━━━ Recorded data ━━━

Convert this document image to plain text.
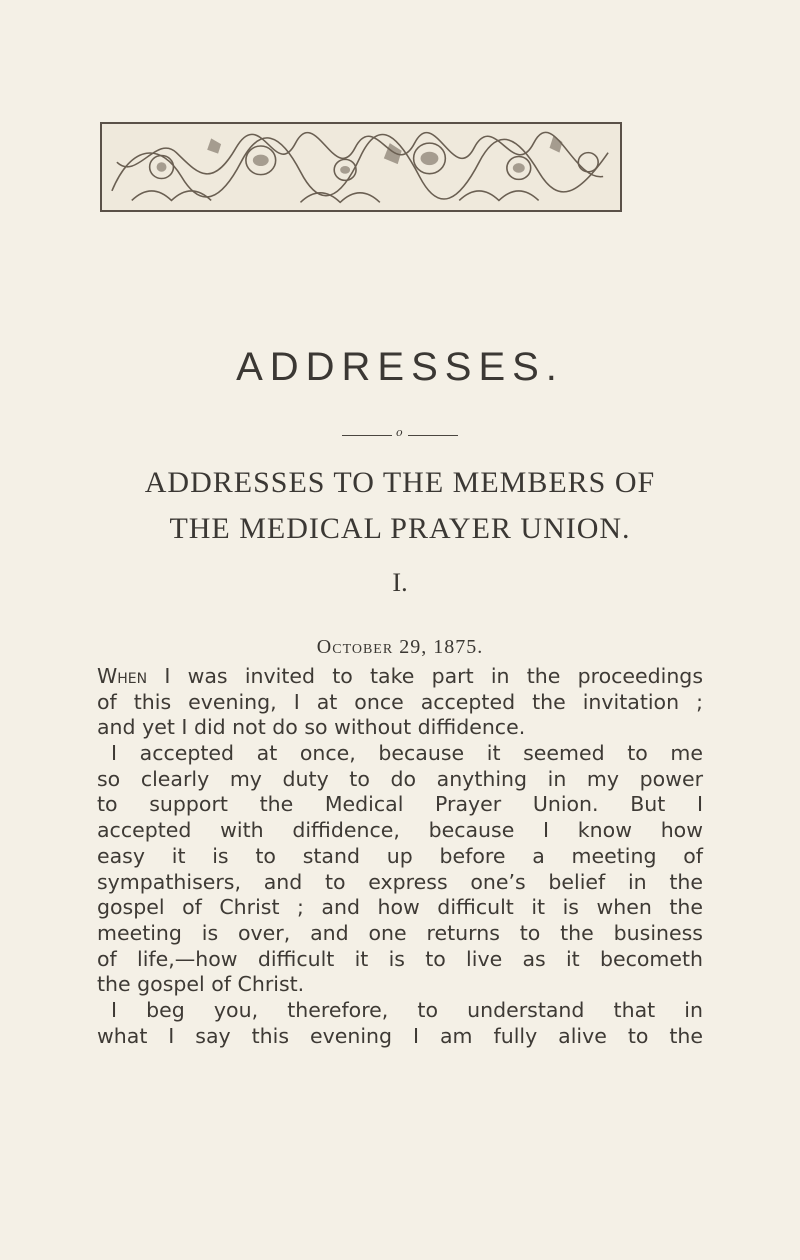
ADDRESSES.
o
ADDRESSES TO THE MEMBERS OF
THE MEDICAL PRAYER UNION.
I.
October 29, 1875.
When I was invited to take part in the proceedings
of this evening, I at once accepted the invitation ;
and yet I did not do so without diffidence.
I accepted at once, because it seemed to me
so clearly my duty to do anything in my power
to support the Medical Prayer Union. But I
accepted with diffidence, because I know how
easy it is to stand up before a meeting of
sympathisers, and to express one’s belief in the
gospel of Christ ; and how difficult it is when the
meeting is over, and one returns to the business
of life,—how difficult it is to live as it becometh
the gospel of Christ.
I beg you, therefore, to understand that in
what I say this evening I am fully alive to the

━━━
━━━ Recorded data ━━━

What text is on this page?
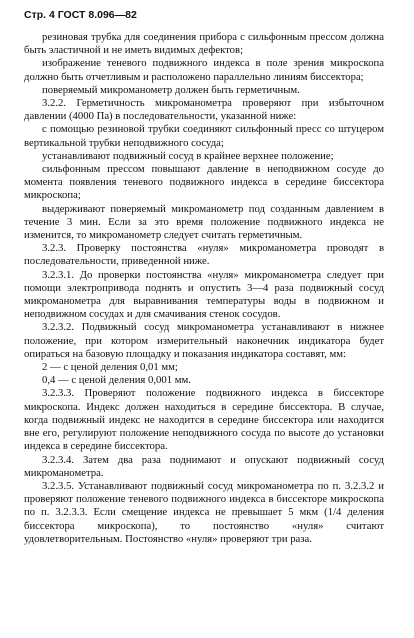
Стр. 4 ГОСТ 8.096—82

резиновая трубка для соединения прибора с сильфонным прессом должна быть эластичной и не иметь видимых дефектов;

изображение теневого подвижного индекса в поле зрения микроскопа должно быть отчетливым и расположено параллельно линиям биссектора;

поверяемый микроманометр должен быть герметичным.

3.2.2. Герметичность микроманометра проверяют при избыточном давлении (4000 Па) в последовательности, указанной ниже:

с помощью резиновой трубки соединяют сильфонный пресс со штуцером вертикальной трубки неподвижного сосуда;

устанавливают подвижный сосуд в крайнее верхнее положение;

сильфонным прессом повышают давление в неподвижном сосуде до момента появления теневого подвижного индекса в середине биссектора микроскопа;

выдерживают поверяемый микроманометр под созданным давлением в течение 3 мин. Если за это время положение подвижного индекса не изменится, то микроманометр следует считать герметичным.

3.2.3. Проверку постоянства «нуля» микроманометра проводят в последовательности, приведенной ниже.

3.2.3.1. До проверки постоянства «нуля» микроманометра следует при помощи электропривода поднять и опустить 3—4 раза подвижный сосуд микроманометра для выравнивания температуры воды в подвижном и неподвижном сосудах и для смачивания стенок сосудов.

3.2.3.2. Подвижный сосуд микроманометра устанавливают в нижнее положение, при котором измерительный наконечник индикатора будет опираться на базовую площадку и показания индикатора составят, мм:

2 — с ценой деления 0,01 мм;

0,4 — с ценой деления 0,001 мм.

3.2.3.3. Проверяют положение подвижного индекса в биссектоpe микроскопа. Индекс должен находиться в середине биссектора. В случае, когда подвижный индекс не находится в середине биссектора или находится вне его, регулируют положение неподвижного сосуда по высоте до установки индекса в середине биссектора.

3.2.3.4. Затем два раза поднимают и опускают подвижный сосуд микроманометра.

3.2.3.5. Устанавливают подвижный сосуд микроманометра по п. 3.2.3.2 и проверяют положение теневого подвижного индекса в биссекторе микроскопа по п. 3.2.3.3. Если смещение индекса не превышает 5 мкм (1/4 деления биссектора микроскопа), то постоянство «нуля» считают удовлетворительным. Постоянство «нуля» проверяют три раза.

━━━

#### The problem
Provide only the number of lines in the records containing the string "постоянства".

#### Answer to this exercise
2